**Data tied to figure images**
= = =
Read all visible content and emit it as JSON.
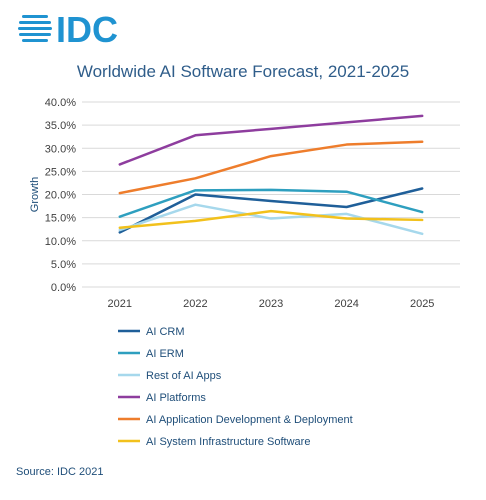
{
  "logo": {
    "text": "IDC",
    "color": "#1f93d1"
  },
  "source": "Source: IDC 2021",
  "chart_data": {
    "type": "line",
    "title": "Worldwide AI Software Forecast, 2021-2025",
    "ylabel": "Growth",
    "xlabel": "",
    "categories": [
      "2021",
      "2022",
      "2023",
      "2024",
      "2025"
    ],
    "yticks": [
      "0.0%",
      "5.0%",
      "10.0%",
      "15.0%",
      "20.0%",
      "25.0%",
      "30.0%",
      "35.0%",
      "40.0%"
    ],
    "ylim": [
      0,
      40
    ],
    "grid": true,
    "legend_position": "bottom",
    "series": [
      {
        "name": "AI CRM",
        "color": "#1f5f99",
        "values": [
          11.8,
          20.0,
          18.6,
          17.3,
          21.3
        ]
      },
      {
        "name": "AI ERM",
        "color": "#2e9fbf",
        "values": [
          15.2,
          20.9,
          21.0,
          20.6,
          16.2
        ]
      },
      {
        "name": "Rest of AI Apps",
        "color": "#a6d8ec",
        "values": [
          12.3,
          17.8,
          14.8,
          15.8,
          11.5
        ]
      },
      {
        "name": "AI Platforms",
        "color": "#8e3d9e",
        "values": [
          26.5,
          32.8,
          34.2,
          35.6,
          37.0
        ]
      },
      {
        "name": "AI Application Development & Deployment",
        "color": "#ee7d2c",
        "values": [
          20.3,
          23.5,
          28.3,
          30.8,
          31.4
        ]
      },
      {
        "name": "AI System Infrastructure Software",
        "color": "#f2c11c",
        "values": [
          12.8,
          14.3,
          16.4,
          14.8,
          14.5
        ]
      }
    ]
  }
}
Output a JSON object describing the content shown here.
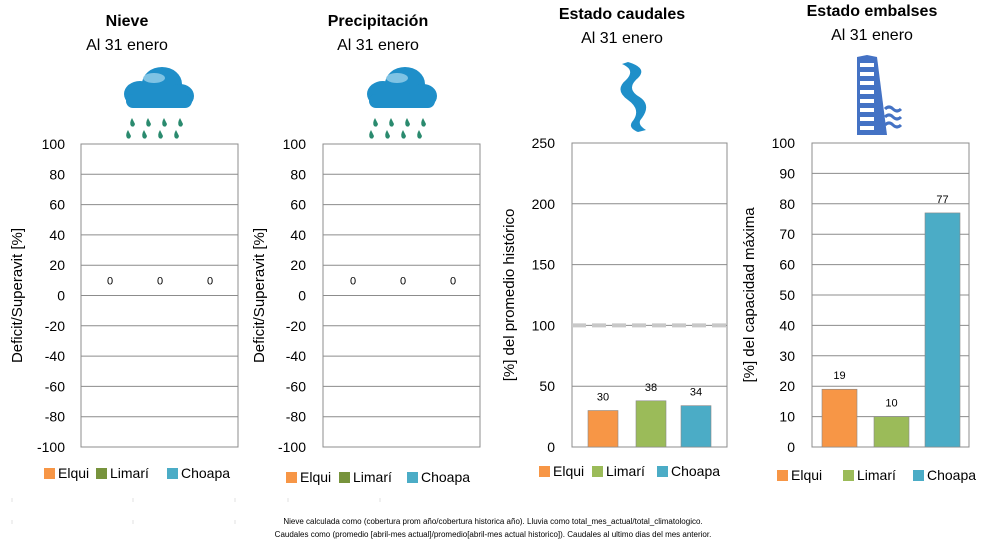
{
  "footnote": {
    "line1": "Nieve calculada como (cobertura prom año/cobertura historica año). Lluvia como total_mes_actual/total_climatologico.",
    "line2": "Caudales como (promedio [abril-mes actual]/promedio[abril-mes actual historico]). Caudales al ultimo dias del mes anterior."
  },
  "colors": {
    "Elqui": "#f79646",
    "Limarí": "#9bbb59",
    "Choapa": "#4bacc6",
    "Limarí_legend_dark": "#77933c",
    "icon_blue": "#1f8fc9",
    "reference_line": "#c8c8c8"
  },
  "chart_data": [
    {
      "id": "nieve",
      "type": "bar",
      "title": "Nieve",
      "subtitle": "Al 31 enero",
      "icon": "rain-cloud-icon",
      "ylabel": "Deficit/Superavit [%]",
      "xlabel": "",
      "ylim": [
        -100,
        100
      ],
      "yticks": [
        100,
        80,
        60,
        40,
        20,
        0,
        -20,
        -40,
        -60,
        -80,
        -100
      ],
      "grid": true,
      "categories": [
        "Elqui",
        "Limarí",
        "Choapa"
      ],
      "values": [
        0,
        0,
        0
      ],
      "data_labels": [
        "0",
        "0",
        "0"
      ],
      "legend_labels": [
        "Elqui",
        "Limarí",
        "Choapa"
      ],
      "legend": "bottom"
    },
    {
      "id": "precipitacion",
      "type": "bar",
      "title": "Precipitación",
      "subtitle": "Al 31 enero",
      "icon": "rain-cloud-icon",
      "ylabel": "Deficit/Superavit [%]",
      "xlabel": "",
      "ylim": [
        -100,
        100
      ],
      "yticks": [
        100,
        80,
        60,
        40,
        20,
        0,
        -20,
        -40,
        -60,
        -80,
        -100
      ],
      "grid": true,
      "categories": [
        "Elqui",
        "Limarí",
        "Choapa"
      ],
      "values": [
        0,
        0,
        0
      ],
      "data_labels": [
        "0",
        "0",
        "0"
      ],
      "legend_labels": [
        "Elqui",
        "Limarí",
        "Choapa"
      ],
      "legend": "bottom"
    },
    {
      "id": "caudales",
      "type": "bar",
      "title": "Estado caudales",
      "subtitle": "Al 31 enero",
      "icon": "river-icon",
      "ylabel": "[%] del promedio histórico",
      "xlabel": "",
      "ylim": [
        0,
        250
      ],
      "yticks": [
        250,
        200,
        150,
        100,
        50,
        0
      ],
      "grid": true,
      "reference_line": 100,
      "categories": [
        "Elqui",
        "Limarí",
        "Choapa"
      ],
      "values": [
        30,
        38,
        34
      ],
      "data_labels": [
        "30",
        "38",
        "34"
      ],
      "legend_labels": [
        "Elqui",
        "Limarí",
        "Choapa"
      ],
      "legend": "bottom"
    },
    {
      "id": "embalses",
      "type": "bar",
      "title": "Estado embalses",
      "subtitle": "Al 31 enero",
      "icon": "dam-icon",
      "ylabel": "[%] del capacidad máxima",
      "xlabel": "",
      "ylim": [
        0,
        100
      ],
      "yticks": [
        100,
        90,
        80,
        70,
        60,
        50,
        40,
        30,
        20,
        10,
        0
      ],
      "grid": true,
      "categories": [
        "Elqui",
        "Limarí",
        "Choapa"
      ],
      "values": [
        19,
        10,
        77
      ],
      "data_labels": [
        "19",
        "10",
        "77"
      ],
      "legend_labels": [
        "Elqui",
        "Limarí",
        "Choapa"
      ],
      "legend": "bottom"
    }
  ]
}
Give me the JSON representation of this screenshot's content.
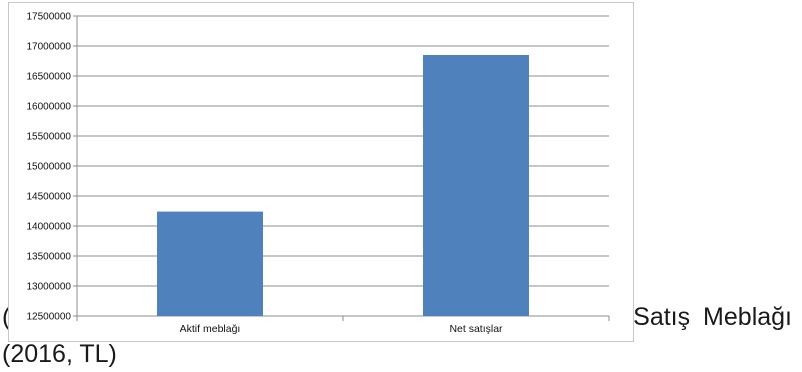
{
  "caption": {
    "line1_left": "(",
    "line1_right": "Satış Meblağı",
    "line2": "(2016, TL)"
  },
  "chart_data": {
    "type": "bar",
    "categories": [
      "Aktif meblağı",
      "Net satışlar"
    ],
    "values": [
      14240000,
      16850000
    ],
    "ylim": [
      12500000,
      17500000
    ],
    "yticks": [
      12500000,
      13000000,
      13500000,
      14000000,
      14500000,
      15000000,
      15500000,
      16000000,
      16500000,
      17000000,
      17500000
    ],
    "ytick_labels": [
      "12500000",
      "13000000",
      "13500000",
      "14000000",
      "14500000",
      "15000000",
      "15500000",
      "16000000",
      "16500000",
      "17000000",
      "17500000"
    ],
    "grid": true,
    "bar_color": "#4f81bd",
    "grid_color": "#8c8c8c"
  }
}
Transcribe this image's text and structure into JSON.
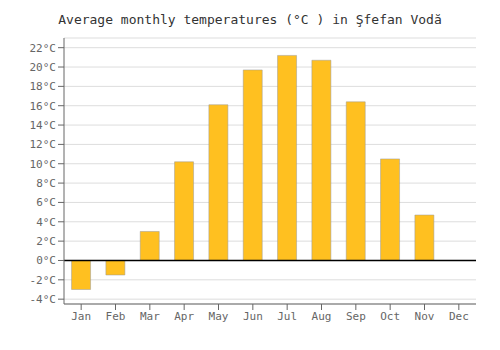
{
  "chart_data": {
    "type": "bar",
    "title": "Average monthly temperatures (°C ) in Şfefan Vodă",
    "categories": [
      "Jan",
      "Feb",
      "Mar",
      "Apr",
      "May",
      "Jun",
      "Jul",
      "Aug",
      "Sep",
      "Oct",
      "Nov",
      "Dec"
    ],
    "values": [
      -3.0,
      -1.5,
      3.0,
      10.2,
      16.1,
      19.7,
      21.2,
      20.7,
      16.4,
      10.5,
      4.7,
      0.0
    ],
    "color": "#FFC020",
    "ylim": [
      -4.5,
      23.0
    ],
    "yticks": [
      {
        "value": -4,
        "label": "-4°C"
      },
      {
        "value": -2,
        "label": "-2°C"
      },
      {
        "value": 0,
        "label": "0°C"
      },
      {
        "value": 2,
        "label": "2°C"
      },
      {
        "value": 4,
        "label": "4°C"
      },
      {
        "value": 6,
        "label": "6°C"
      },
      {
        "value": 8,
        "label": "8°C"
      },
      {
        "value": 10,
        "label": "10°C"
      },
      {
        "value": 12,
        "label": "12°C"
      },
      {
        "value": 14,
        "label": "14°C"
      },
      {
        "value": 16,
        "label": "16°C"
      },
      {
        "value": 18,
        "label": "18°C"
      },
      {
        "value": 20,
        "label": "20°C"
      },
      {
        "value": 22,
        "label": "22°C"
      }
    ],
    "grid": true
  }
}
= = =
**PROBLEM TO WORK ON**
Can you retype every record above exactly, leaving out the pictures?

**COMPLETED TASK**
Read all visible content and emit it as JSON.
{
  "logo": {
    "text": "IDC",
    "color": "#1f93d1"
  },
  "source": "Source: IDC 2021",
  "chart_data": {
    "type": "line",
    "title": "Worldwide AI Software Forecast, 2021-2025",
    "ylabel": "Growth",
    "xlabel": "",
    "categories": [
      "2021",
      "2022",
      "2023",
      "2024",
      "2025"
    ],
    "yticks": [
      "0.0%",
      "5.0%",
      "10.0%",
      "15.0%",
      "20.0%",
      "25.0%",
      "30.0%",
      "35.0%",
      "40.0%"
    ],
    "ylim": [
      0,
      40
    ],
    "grid": true,
    "legend_position": "bottom",
    "series": [
      {
        "name": "AI CRM",
        "color": "#1f5f99",
        "values": [
          11.8,
          20.0,
          18.6,
          17.3,
          21.3
        ]
      },
      {
        "name": "AI ERM",
        "color": "#2e9fbf",
        "values": [
          15.2,
          20.9,
          21.0,
          20.6,
          16.2
        ]
      },
      {
        "name": "Rest of AI Apps",
        "color": "#a6d8ec",
        "values": [
          12.3,
          17.8,
          14.8,
          15.8,
          11.5
        ]
      },
      {
        "name": "AI Platforms",
        "color": "#8e3d9e",
        "values": [
          26.5,
          32.8,
          34.2,
          35.6,
          37.0
        ]
      },
      {
        "name": "AI Application Development & Deployment",
        "color": "#ee7d2c",
        "values": [
          20.3,
          23.5,
          28.3,
          30.8,
          31.4
        ]
      },
      {
        "name": "AI System Infrastructure Software",
        "color": "#f2c11c",
        "values": [
          12.8,
          14.3,
          16.4,
          14.8,
          14.5
        ]
      }
    ]
  }
}
Output a JSON object describing the content shown here.
{
  "footnote": {
    "line1": "Nieve calculada como (cobertura prom año/cobertura historica año). Lluvia como total_mes_actual/total_climatologico.",
    "line2": "Caudales como (promedio [abril-mes actual]/promedio[abril-mes actual historico]). Caudales al ultimo dias del mes anterior."
  },
  "colors": {
    "Elqui": "#f79646",
    "Limarí": "#9bbb59",
    "Choapa": "#4bacc6",
    "Limarí_legend_dark": "#77933c",
    "icon_blue": "#1f8fc9",
    "reference_line": "#c8c8c8"
  },
  "chart_data": [
    {
      "id": "nieve",
      "type": "bar",
      "title": "Nieve",
      "subtitle": "Al 31 enero",
      "icon": "rain-cloud-icon",
      "ylabel": "Deficit/Superavit [%]",
      "xlabel": "",
      "ylim": [
        -100,
        100
      ],
      "yticks": [
        100,
        80,
        60,
        40,
        20,
        0,
        -20,
        -40,
        -60,
        -80,
        -100
      ],
      "grid": true,
      "categories": [
        "Elqui",
        "Limarí",
        "Choapa"
      ],
      "values": [
        0,
        0,
        0
      ],
      "data_labels": [
        "0",
        "0",
        "0"
      ],
      "legend_labels": [
        "Elqui",
        "Limarí",
        "Choapa"
      ],
      "legend": "bottom"
    },
    {
      "id": "precipitacion",
      "type": "bar",
      "title": "Precipitación",
      "subtitle": "Al 31 enero",
      "icon": "rain-cloud-icon",
      "ylabel": "Deficit/Superavit [%]",
      "xlabel": "",
      "ylim": [
        -100,
        100
      ],
      "yticks": [
        100,
        80,
        60,
        40,
        20,
        0,
        -20,
        -40,
        -60,
        -80,
        -100
      ],
      "grid": true,
      "categories": [
        "Elqui",
        "Limarí",
        "Choapa"
      ],
      "values": [
        0,
        0,
        0
      ],
      "data_labels": [
        "0",
        "0",
        "0"
      ],
      "legend_labels": [
        "Elqui",
        "Limarí",
        "Choapa"
      ],
      "legend": "bottom"
    },
    {
      "id": "caudales",
      "type": "bar",
      "title": "Estado caudales",
      "subtitle": "Al 31 enero",
      "icon": "river-icon",
      "ylabel": "[%] del promedio histórico",
      "xlabel": "",
      "ylim": [
        0,
        250
      ],
      "yticks": [
        250,
        200,
        150,
        100,
        50,
        0
      ],
      "grid": true,
      "reference_line": 100,
      "categories": [
        "Elqui",
        "Limarí",
        "Choapa"
      ],
      "values": [
        30,
        38,
        34
      ],
      "data_labels": [
        "30",
        "38",
        "34"
      ],
      "legend_labels": [
        "Elqui",
        "Limarí",
        "Choapa"
      ],
      "legend": "bottom"
    },
    {
      "id": "embalses",
      "type": "bar",
      "title": "Estado embalses",
      "subtitle": "Al 31 enero",
      "icon": "dam-icon",
      "ylabel": "[%] del capacidad máxima",
      "xlabel": "",
      "ylim": [
        0,
        100
      ],
      "yticks": [
        100,
        90,
        80,
        70,
        60,
        50,
        40,
        30,
        20,
        10,
        0
      ],
      "grid": true,
      "categories": [
        "Elqui",
        "Limarí",
        "Choapa"
      ],
      "values": [
        19,
        10,
        77
      ],
      "data_labels": [
        "19",
        "10",
        "77"
      ],
      "legend_labels": [
        "Elqui",
        "Limarí",
        "Choapa"
      ],
      "legend": "bottom"
    }
  ]
}
Give me the JSON representation of this screenshot's content.
{
  "caption": {
    "line1_left": "(",
    "line1_right": "Satış Meblağı",
    "line2": "(2016, TL)"
  },
  "chart_data": {
    "type": "bar",
    "categories": [
      "Aktif meblağı",
      "Net satışlar"
    ],
    "values": [
      14240000,
      16850000
    ],
    "ylim": [
      12500000,
      17500000
    ],
    "yticks": [
      12500000,
      13000000,
      13500000,
      14000000,
      14500000,
      15000000,
      15500000,
      16000000,
      16500000,
      17000000,
      17500000
    ],
    "ytick_labels": [
      "12500000",
      "13000000",
      "13500000",
      "14000000",
      "14500000",
      "15000000",
      "15500000",
      "16000000",
      "16500000",
      "17000000",
      "17500000"
    ],
    "grid": true,
    "bar_color": "#4f81bd",
    "grid_color": "#8c8c8c"
  }
}
Transcribe this image's text and structure into JSON.
{
  "chart_data": {
    "type": "bar",
    "title": "Average monthly temperatures (°C ) in Şfefan Vodă",
    "categories": [
      "Jan",
      "Feb",
      "Mar",
      "Apr",
      "May",
      "Jun",
      "Jul",
      "Aug",
      "Sep",
      "Oct",
      "Nov",
      "Dec"
    ],
    "values": [
      -3.0,
      -1.5,
      3.0,
      10.2,
      16.1,
      19.7,
      21.2,
      20.7,
      16.4,
      10.5,
      4.7,
      0.0
    ],
    "color": "#FFC020",
    "ylim": [
      -4.5,
      23.0
    ],
    "yticks": [
      {
        "value": -4,
        "label": "-4°C"
      },
      {
        "value": -2,
        "label": "-2°C"
      },
      {
        "value": 0,
        "label": "0°C"
      },
      {
        "value": 2,
        "label": "2°C"
      },
      {
        "value": 4,
        "label": "4°C"
      },
      {
        "value": 6,
        "label": "6°C"
      },
      {
        "value": 8,
        "label": "8°C"
      },
      {
        "value": 10,
        "label": "10°C"
      },
      {
        "value": 12,
        "label": "12°C"
      },
      {
        "value": 14,
        "label": "14°C"
      },
      {
        "value": 16,
        "label": "16°C"
      },
      {
        "value": 18,
        "label": "18°C"
      },
      {
        "value": 20,
        "label": "20°C"
      },
      {
        "value": 22,
        "label": "22°C"
      }
    ],
    "grid": true
  }
}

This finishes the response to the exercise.